▶ _Dataset entries_

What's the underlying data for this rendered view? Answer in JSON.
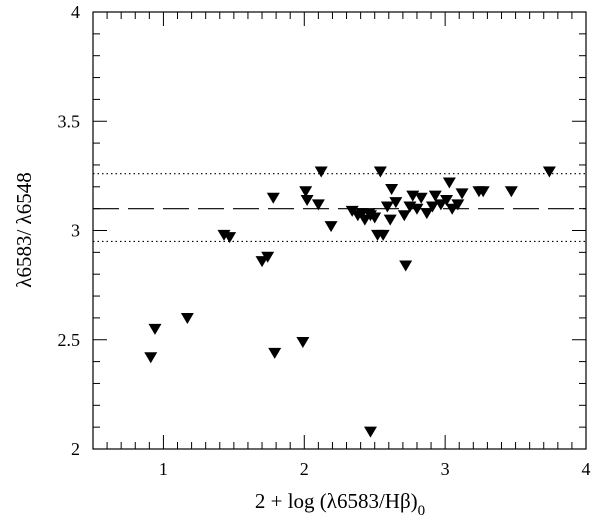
{
  "chart_data": {
    "type": "scatter",
    "xlabel": "2 + log (λ6583/Hβ)",
    "xlabel_subscript": "0",
    "ylabel": "λ6583/ λ6548",
    "xlim": [
      0.5,
      4.0
    ],
    "ylim": [
      2.0,
      4.0
    ],
    "xticks": [
      1,
      2,
      3,
      4
    ],
    "yticks": [
      2,
      2.5,
      3,
      3.5,
      4
    ],
    "xtick_labels": [
      "1",
      "2",
      "3",
      "4"
    ],
    "ytick_labels": [
      "2",
      "2.5",
      "3",
      "3.5",
      "4"
    ],
    "marker": "filled-down-triangle",
    "grid": false,
    "reference_lines": [
      {
        "y": 3.26,
        "style": "dotted"
      },
      {
        "y": 3.1,
        "style": "dashed"
      },
      {
        "y": 2.95,
        "style": "dotted"
      }
    ],
    "points": [
      {
        "x": 0.91,
        "y": 2.42
      },
      {
        "x": 0.94,
        "y": 2.55
      },
      {
        "x": 1.17,
        "y": 2.6
      },
      {
        "x": 1.43,
        "y": 2.98
      },
      {
        "x": 1.47,
        "y": 2.97
      },
      {
        "x": 1.7,
        "y": 2.86
      },
      {
        "x": 1.74,
        "y": 2.88
      },
      {
        "x": 1.78,
        "y": 3.15
      },
      {
        "x": 1.79,
        "y": 2.44
      },
      {
        "x": 1.99,
        "y": 2.49
      },
      {
        "x": 2.01,
        "y": 3.18
      },
      {
        "x": 2.02,
        "y": 3.14
      },
      {
        "x": 2.1,
        "y": 3.12
      },
      {
        "x": 2.12,
        "y": 3.27
      },
      {
        "x": 2.19,
        "y": 3.02
      },
      {
        "x": 2.34,
        "y": 3.09
      },
      {
        "x": 2.38,
        "y": 3.07
      },
      {
        "x": 2.41,
        "y": 3.08
      },
      {
        "x": 2.43,
        "y": 3.05
      },
      {
        "x": 2.46,
        "y": 3.08
      },
      {
        "x": 2.47,
        "y": 3.07
      },
      {
        "x": 2.47,
        "y": 2.08
      },
      {
        "x": 2.5,
        "y": 3.06
      },
      {
        "x": 2.52,
        "y": 2.98
      },
      {
        "x": 2.54,
        "y": 3.27
      },
      {
        "x": 2.56,
        "y": 2.98
      },
      {
        "x": 2.59,
        "y": 3.11
      },
      {
        "x": 2.61,
        "y": 3.05
      },
      {
        "x": 2.62,
        "y": 3.19
      },
      {
        "x": 2.65,
        "y": 3.13
      },
      {
        "x": 2.71,
        "y": 3.07
      },
      {
        "x": 2.72,
        "y": 2.84
      },
      {
        "x": 2.75,
        "y": 3.11
      },
      {
        "x": 2.77,
        "y": 3.16
      },
      {
        "x": 2.8,
        "y": 3.1
      },
      {
        "x": 2.83,
        "y": 3.15
      },
      {
        "x": 2.87,
        "y": 3.08
      },
      {
        "x": 2.91,
        "y": 3.11
      },
      {
        "x": 2.93,
        "y": 3.16
      },
      {
        "x": 2.97,
        "y": 3.12
      },
      {
        "x": 3.01,
        "y": 3.14
      },
      {
        "x": 3.03,
        "y": 3.22
      },
      {
        "x": 3.05,
        "y": 3.1
      },
      {
        "x": 3.09,
        "y": 3.12
      },
      {
        "x": 3.12,
        "y": 3.17
      },
      {
        "x": 3.24,
        "y": 3.18
      },
      {
        "x": 3.27,
        "y": 3.18
      },
      {
        "x": 3.47,
        "y": 3.18
      },
      {
        "x": 3.74,
        "y": 3.27
      }
    ]
  }
}
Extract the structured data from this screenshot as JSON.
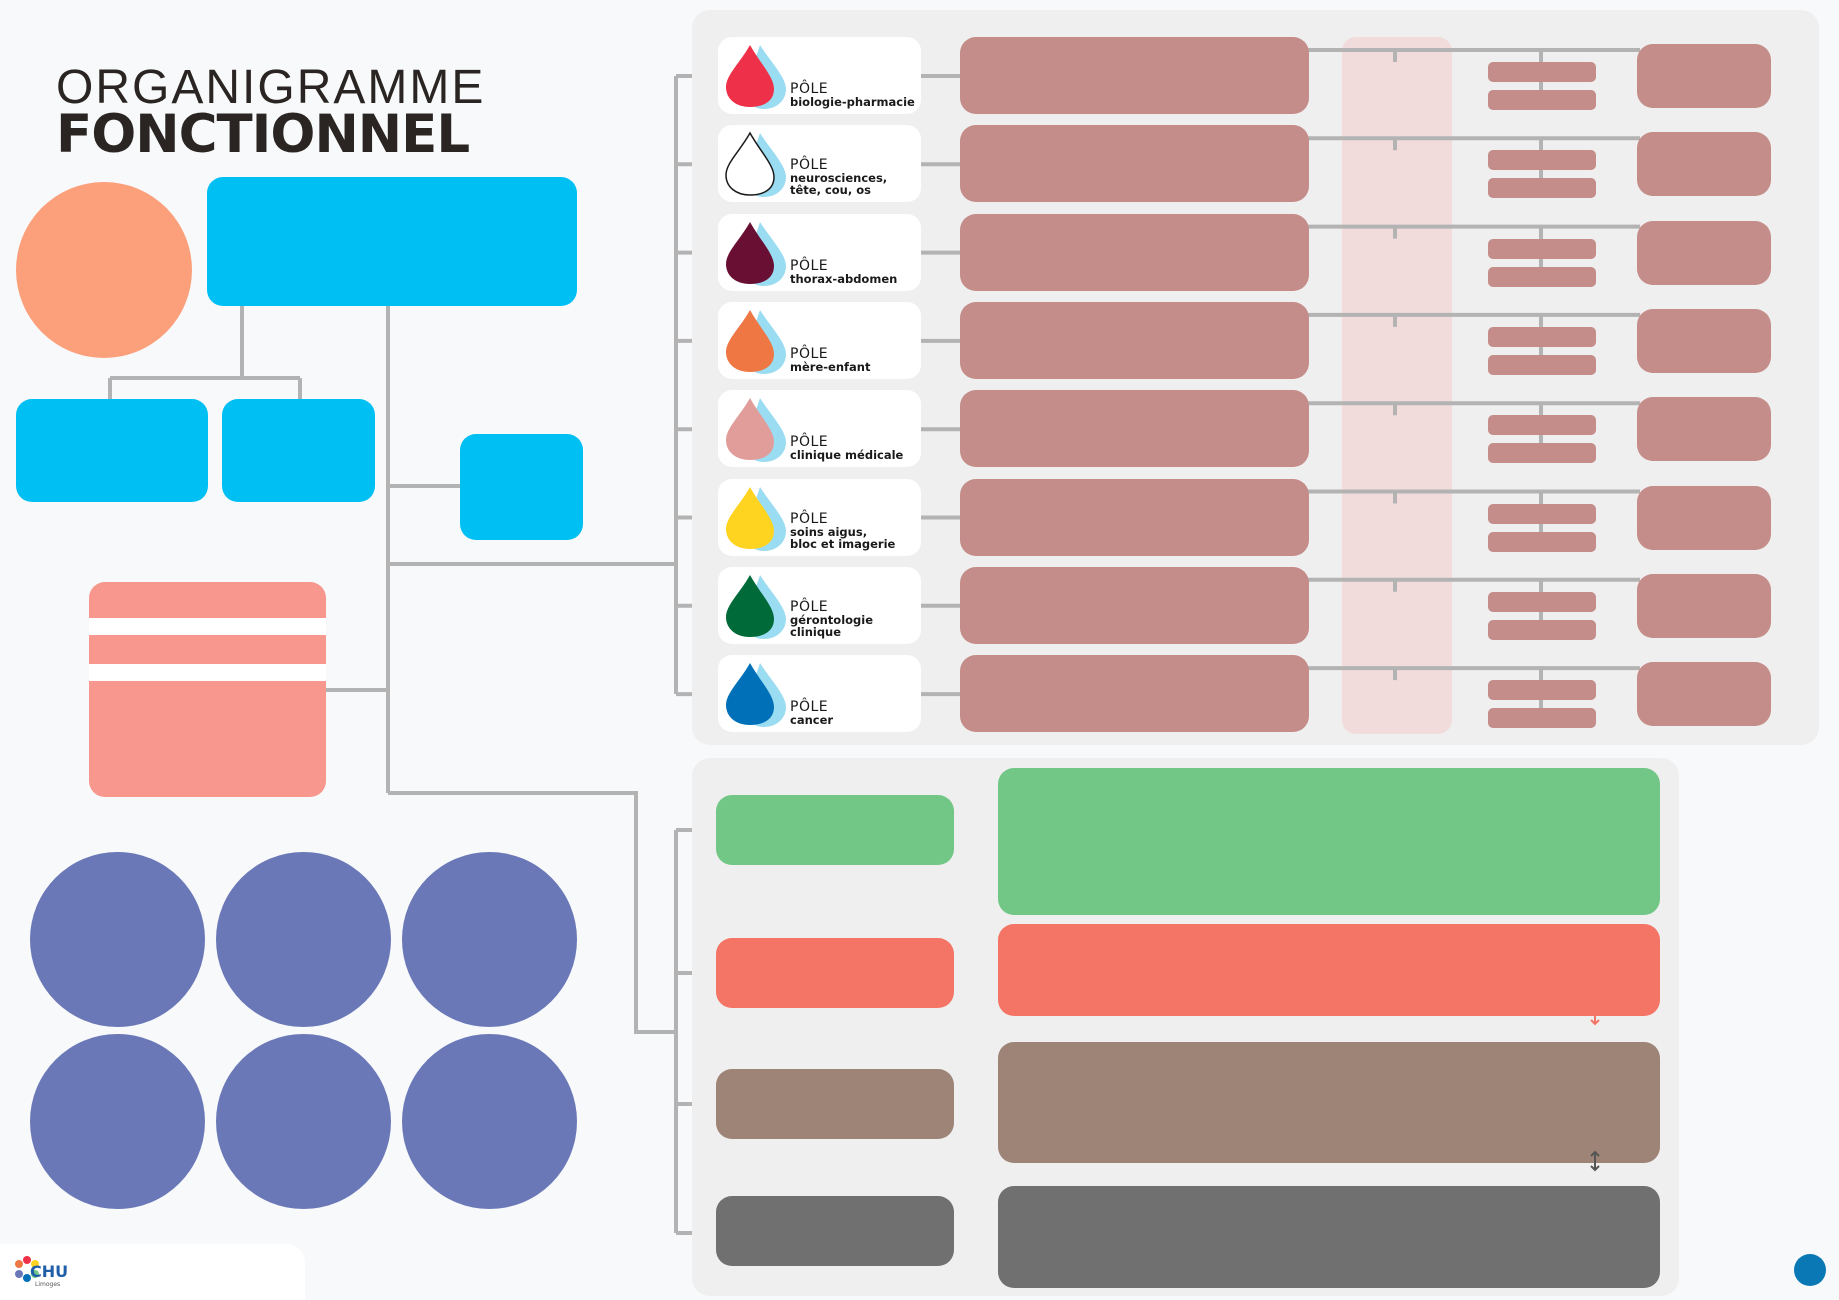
{
  "title": {
    "line1": "ORGANIGRAMME",
    "line2": "FONCTIONNEL"
  },
  "logo": {
    "name": "CHU",
    "city": "Limoges"
  },
  "colors": {
    "panel": "#efefef",
    "wire": "#b3b3b3",
    "blue": "#00c0f3",
    "peach": "#fba07a",
    "salmon": "#f7978d",
    "purple": "#6a78b7",
    "pole_bar": "#c48d89",
    "pole_column": "#f1dcdb",
    "green": "#72c786",
    "red": "#f47565",
    "brown": "#9d8477",
    "gray": "#707070",
    "corner_dot": "#0a78b5"
  },
  "poles": [
    {
      "prefix": "PÔLE",
      "name": "biologie-pharmacie",
      "color": "#ee3048",
      "icon": "drop-icon"
    },
    {
      "prefix": "PÔLE",
      "name": "neurosciences,\ntête, cou, os",
      "color": "#ffffff",
      "icon": "drop-icon"
    },
    {
      "prefix": "PÔLE",
      "name": "thorax-abdomen",
      "color": "#690f33",
      "icon": "drop-icon"
    },
    {
      "prefix": "PÔLE",
      "name": "mère-enfant",
      "color": "#ee7744",
      "icon": "drop-icon"
    },
    {
      "prefix": "PÔLE",
      "name": "clinique médicale",
      "color": "#e19d9a",
      "icon": "drop-icon"
    },
    {
      "prefix": "PÔLE",
      "name": "soins aigus,\nbloc et imagerie",
      "color": "#ffd421",
      "icon": "drop-icon"
    },
    {
      "prefix": "PÔLE",
      "name": "gérontologie\nclinique",
      "color": "#006a39",
      "icon": "drop-icon"
    },
    {
      "prefix": "PÔLE",
      "name": "cancer",
      "color": "#0070b8",
      "icon": "drop-icon"
    }
  ]
}
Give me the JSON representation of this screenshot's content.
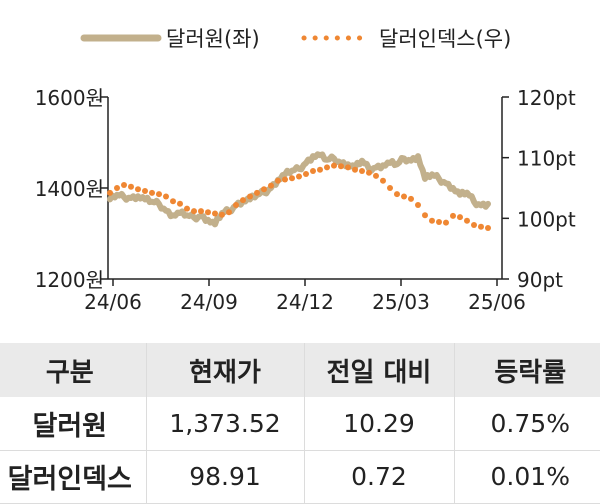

▶ _Written task_
Print each record exactly as it stands, leaving the images out.

▶ _Output_
What's the underlying data for this rendered view? Answer in JSON.
{
  "chart_data": {
    "type": "scatter",
    "xlabel": "2 + log (λ6583/Hβ)",
    "xlabel_subscript": "0",
    "ylabel": "λ6583/ λ6548",
    "xlim": [
      0.5,
      4.0
    ],
    "ylim": [
      2.0,
      4.0
    ],
    "xticks": [
      1,
      2,
      3,
      4
    ],
    "yticks": [
      2,
      2.5,
      3,
      3.5,
      4
    ],
    "xtick_labels": [
      "1",
      "2",
      "3",
      "4"
    ],
    "ytick_labels": [
      "2",
      "2.5",
      "3",
      "3.5",
      "4"
    ],
    "marker": "filled-down-triangle",
    "grid": false,
    "reference_lines": [
      {
        "y": 3.26,
        "style": "dotted"
      },
      {
        "y": 3.1,
        "style": "dashed"
      },
      {
        "y": 2.95,
        "style": "dotted"
      }
    ],
    "points": [
      {
        "x": 0.91,
        "y": 2.42
      },
      {
        "x": 0.94,
        "y": 2.55
      },
      {
        "x": 1.17,
        "y": 2.6
      },
      {
        "x": 1.43,
        "y": 2.98
      },
      {
        "x": 1.47,
        "y": 2.97
      },
      {
        "x": 1.7,
        "y": 2.86
      },
      {
        "x": 1.74,
        "y": 2.88
      },
      {
        "x": 1.78,
        "y": 3.15
      },
      {
        "x": 1.79,
        "y": 2.44
      },
      {
        "x": 1.99,
        "y": 2.49
      },
      {
        "x": 2.01,
        "y": 3.18
      },
      {
        "x": 2.02,
        "y": 3.14
      },
      {
        "x": 2.1,
        "y": 3.12
      },
      {
        "x": 2.12,
        "y": 3.27
      },
      {
        "x": 2.19,
        "y": 3.02
      },
      {
        "x": 2.34,
        "y": 3.09
      },
      {
        "x": 2.38,
        "y": 3.07
      },
      {
        "x": 2.41,
        "y": 3.08
      },
      {
        "x": 2.43,
        "y": 3.05
      },
      {
        "x": 2.46,
        "y": 3.08
      },
      {
        "x": 2.47,
        "y": 3.07
      },
      {
        "x": 2.47,
        "y": 2.08
      },
      {
        "x": 2.5,
        "y": 3.06
      },
      {
        "x": 2.52,
        "y": 2.98
      },
      {
        "x": 2.54,
        "y": 3.27
      },
      {
        "x": 2.56,
        "y": 2.98
      },
      {
        "x": 2.59,
        "y": 3.11
      },
      {
        "x": 2.61,
        "y": 3.05
      },
      {
        "x": 2.62,
        "y": 3.19
      },
      {
        "x": 2.65,
        "y": 3.13
      },
      {
        "x": 2.71,
        "y": 3.07
      },
      {
        "x": 2.72,
        "y": 2.84
      },
      {
        "x": 2.75,
        "y": 3.11
      },
      {
        "x": 2.77,
        "y": 3.16
      },
      {
        "x": 2.8,
        "y": 3.1
      },
      {
        "x": 2.83,
        "y": 3.15
      },
      {
        "x": 2.87,
        "y": 3.08
      },
      {
        "x": 2.91,
        "y": 3.11
      },
      {
        "x": 2.93,
        "y": 3.16
      },
      {
        "x": 2.97,
        "y": 3.12
      },
      {
        "x": 3.01,
        "y": 3.14
      },
      {
        "x": 3.03,
        "y": 3.22
      },
      {
        "x": 3.05,
        "y": 3.1
      },
      {
        "x": 3.09,
        "y": 3.12
      },
      {
        "x": 3.12,
        "y": 3.17
      },
      {
        "x": 3.24,
        "y": 3.18
      },
      {
        "x": 3.27,
        "y": 3.18
      },
      {
        "x": 3.47,
        "y": 3.18
      },
      {
        "x": 3.74,
        "y": 3.27
      }
    ]
  }
}
Extract the structured data from this screenshot as JSON.
{
  "title": {
    "line1": "ORGANIGRAMME",
    "line2": "FONCTIONNEL"
  },
  "logo": {
    "name": "CHU",
    "city": "Limoges"
  },
  "colors": {
    "panel": "#efefef",
    "wire": "#b3b3b3",
    "blue": "#00c0f3",
    "peach": "#fba07a",
    "salmon": "#f7978d",
    "purple": "#6a78b7",
    "pole_bar": "#c48d89",
    "pole_column": "#f1dcdb",
    "green": "#72c786",
    "red": "#f47565",
    "brown": "#9d8477",
    "gray": "#707070",
    "corner_dot": "#0a78b5"
  },
  "poles": [
    {
      "prefix": "PÔLE",
      "name": "biologie-pharmacie",
      "color": "#ee3048",
      "icon": "drop-icon"
    },
    {
      "prefix": "PÔLE",
      "name": "neurosciences,\ntête, cou, os",
      "color": "#ffffff",
      "icon": "drop-icon"
    },
    {
      "prefix": "PÔLE",
      "name": "thorax-abdomen",
      "color": "#690f33",
      "icon": "drop-icon"
    },
    {
      "prefix": "PÔLE",
      "name": "mère-enfant",
      "color": "#ee7744",
      "icon": "drop-icon"
    },
    {
      "prefix": "PÔLE",
      "name": "clinique médicale",
      "color": "#e19d9a",
      "icon": "drop-icon"
    },
    {
      "prefix": "PÔLE",
      "name": "soins aigus,\nbloc et imagerie",
      "color": "#ffd421",
      "icon": "drop-icon"
    },
    {
      "prefix": "PÔLE",
      "name": "gérontologie\nclinique",
      "color": "#006a39",
      "icon": "drop-icon"
    },
    {
      "prefix": "PÔLE",
      "name": "cancer",
      "color": "#0070b8",
      "icon": "drop-icon"
    }
  ]
}
Give me the JSON representation of this screenshot's content.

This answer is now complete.